WORK TO COMPLETE | Which lines below hold the word "value"? Report each one.

START EXERCISE DATA

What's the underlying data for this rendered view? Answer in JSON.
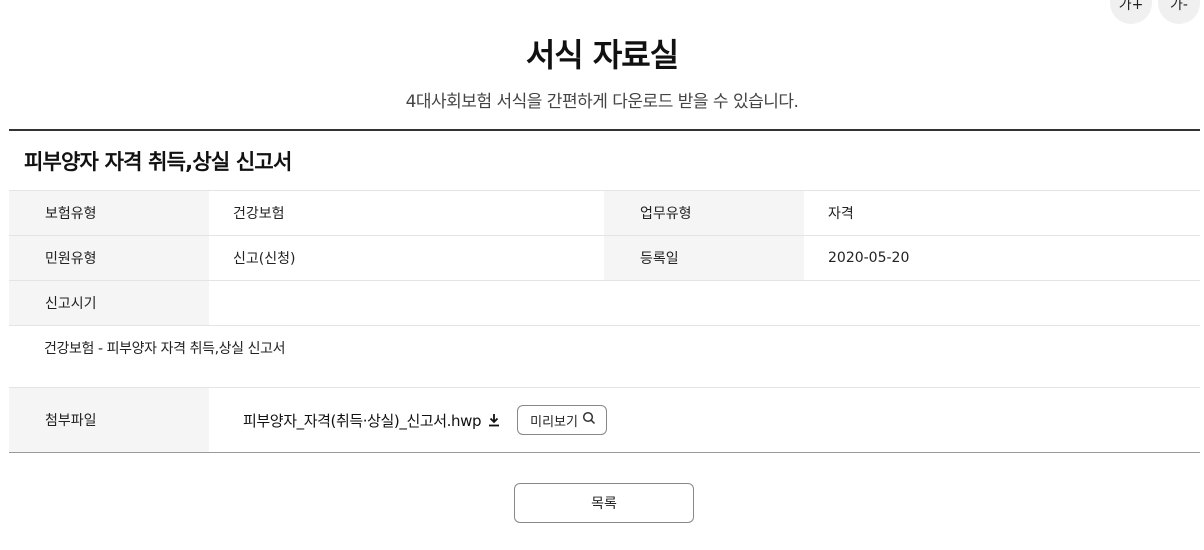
{
  "font_size_controls": {
    "increase_label": "가+",
    "decrease_label": "가-"
  },
  "header": {
    "title": "서식 자료실",
    "subtitle": "4대사회보험 서식을 간편하게 다운로드 받을 수 있습니다."
  },
  "document": {
    "title": "피부양자 자격 취득,상실 신고서",
    "fields": {
      "insurance_type": {
        "label": "보험유형",
        "value": "건강보험"
      },
      "work_type": {
        "label": "업무유형",
        "value": "자격"
      },
      "civil_type": {
        "label": "민원유형",
        "value": "신고(신청)"
      },
      "reg_date": {
        "label": "등록일",
        "value": "2020-05-20"
      },
      "report_period": {
        "label": "신고시기",
        "value": ""
      }
    },
    "description": "건강보험 - 피부양자 자격 취득,상실 신고서",
    "attachment": {
      "label": "첨부파일",
      "file_name": "피부양자_자격(취득·상실)_신고서.hwp",
      "preview_label": "미리보기"
    }
  },
  "footer": {
    "list_button_label": "목록"
  },
  "icons": {
    "download": "download-icon",
    "search": "search-icon"
  }
}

END EXERCISE DATA

FINISHED TASK |
        "value": "건강보험"
        "value": "자격"
        "value": "신고(신청)"
        "value": "2020-05-20"
        "value": ""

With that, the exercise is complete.